Records from a data collection
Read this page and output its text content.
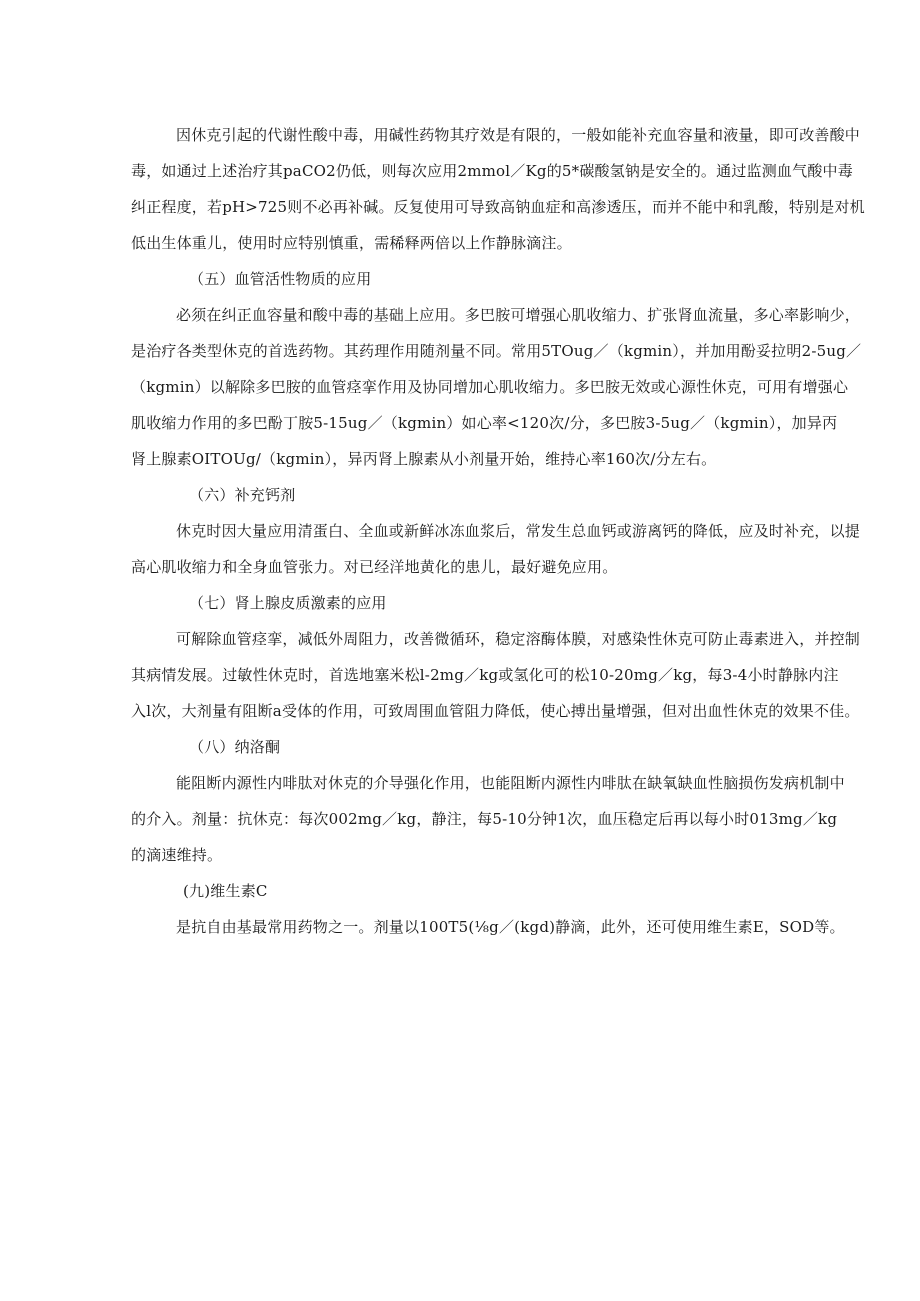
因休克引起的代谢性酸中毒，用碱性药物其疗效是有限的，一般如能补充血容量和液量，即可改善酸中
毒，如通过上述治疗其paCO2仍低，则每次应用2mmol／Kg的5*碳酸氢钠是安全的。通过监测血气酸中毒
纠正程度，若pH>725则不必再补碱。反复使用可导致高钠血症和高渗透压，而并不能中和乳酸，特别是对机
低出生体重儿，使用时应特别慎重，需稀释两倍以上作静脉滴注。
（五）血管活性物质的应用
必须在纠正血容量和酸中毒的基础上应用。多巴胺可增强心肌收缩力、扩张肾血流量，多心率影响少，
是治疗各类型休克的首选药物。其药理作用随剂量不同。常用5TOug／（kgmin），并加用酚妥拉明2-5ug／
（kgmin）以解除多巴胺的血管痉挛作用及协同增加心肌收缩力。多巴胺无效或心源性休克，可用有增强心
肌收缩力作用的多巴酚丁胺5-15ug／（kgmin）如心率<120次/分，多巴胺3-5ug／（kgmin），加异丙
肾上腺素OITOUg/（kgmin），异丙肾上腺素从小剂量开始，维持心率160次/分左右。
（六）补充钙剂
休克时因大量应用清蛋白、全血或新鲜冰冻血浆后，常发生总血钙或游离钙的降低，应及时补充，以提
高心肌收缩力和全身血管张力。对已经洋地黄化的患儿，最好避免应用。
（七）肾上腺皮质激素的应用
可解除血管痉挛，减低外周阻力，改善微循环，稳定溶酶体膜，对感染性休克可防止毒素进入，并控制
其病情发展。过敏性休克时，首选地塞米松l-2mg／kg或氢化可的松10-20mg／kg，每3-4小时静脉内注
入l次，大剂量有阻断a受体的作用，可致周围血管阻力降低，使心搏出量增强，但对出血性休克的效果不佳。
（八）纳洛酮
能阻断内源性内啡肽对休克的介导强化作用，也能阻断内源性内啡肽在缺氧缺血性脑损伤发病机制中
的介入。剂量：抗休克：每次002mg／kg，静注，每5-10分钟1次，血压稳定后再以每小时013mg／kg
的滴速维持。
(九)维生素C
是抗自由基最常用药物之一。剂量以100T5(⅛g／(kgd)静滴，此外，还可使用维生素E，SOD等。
==
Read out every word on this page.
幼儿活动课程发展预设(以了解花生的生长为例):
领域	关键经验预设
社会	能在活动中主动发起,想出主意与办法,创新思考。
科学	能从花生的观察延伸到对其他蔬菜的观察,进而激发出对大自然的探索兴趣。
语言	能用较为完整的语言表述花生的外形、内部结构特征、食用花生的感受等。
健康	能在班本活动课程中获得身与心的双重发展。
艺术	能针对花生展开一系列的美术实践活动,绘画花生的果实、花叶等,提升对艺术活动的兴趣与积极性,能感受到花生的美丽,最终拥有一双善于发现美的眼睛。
--
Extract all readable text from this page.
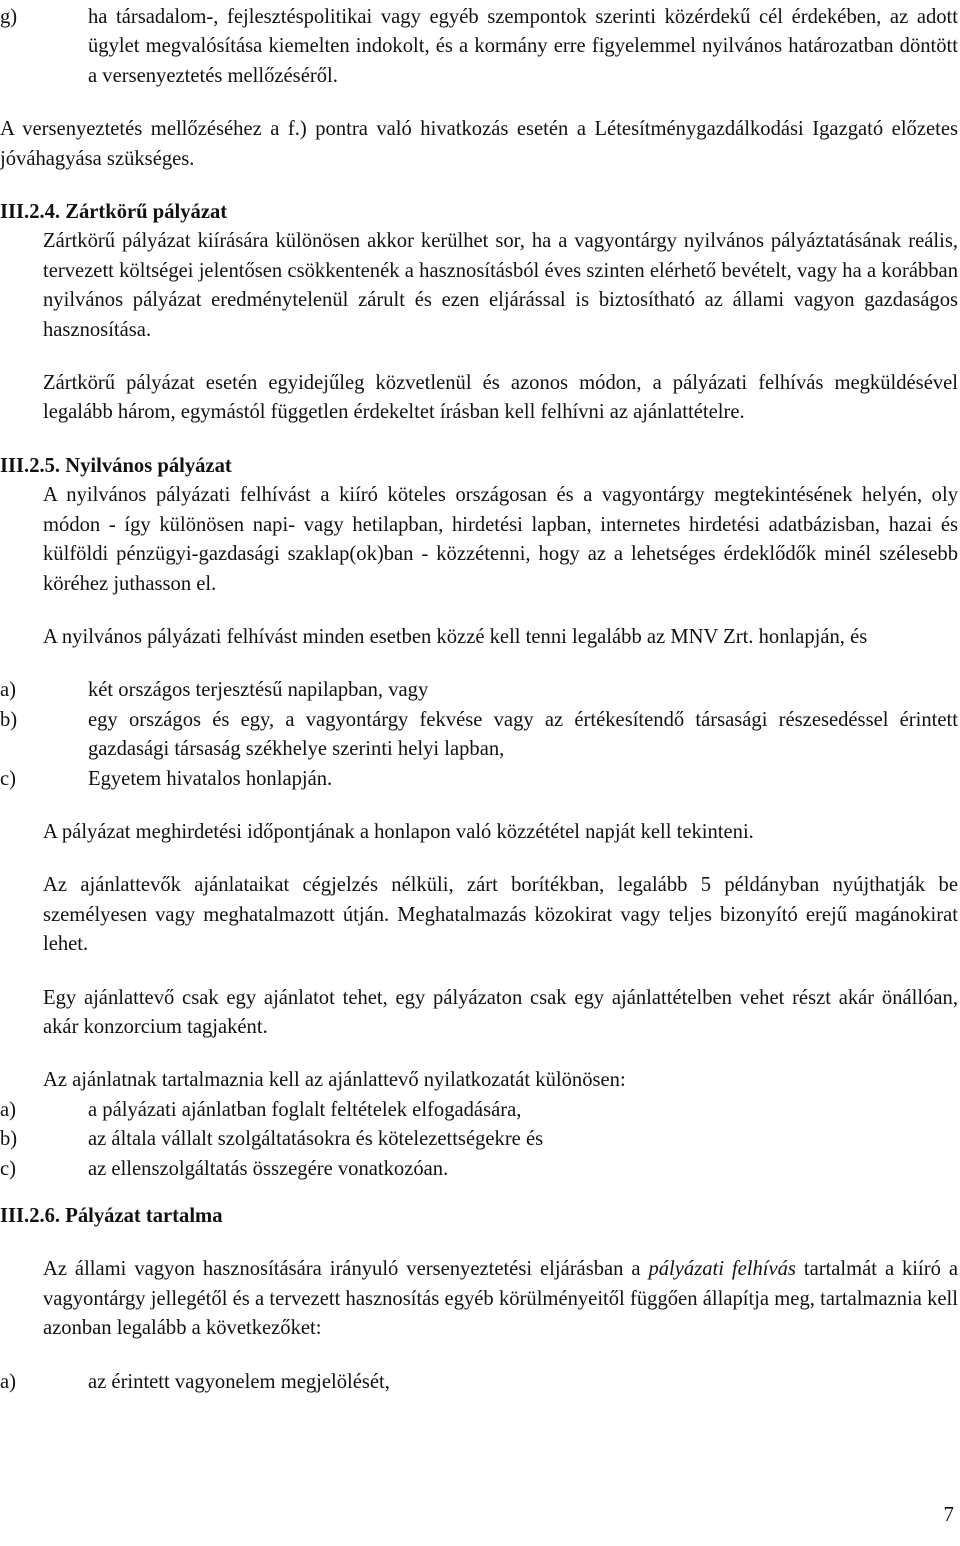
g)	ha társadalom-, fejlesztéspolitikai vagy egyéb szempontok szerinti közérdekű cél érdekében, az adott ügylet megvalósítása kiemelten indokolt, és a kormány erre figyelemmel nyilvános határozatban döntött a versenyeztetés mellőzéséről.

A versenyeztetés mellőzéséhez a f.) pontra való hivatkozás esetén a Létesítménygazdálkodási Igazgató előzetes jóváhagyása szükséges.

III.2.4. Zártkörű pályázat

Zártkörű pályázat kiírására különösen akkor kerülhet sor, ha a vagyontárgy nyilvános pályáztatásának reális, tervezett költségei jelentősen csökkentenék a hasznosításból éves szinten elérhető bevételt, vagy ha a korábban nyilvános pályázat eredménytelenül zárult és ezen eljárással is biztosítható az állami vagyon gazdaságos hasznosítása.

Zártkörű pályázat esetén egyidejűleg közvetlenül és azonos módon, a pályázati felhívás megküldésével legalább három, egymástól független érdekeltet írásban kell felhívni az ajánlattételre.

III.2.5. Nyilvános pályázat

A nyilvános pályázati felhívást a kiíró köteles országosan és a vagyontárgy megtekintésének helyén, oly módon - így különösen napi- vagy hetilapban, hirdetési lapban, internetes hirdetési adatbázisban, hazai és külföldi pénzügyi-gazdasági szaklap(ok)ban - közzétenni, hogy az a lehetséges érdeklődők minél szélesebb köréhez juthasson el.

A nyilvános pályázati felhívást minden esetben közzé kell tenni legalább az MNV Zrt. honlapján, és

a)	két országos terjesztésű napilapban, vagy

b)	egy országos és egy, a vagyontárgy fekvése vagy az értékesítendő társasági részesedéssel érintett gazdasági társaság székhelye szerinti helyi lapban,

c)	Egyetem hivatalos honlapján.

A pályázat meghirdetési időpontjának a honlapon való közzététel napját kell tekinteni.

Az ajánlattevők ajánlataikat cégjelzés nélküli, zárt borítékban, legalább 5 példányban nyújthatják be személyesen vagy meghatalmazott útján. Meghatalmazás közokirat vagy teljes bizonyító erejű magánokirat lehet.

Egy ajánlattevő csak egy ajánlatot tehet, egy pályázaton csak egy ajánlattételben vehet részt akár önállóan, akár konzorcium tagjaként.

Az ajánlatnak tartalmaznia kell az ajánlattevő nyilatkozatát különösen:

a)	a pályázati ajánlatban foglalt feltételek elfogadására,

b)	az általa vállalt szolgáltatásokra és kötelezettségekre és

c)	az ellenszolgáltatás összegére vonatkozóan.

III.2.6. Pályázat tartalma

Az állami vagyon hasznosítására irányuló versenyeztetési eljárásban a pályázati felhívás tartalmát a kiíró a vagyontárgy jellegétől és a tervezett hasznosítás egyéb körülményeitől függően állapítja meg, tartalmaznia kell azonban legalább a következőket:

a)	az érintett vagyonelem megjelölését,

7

**Do this:** Where a line in the material above holds "kgmin", copy that line.

**Expected answer:**
是治疗各类型休克的首选药物。其药理作用随剂量不同。常用5TOug／（kgmin），并加用酚妥拉明2-5ug／
（kgmin）以解除多巴胺的血管痉挛作用及协同增加心肌收缩力。多巴胺无效或心源性休克，可用有增强心
肌收缩力作用的多巴酚丁胺5-15ug／（kgmin）如心率<120次/分，多巴胺3-5ug／（kgmin），加异丙
肾上腺素OITOUg/（kgmin），异丙肾上腺素从小剂量开始，维持心率160次/分左右。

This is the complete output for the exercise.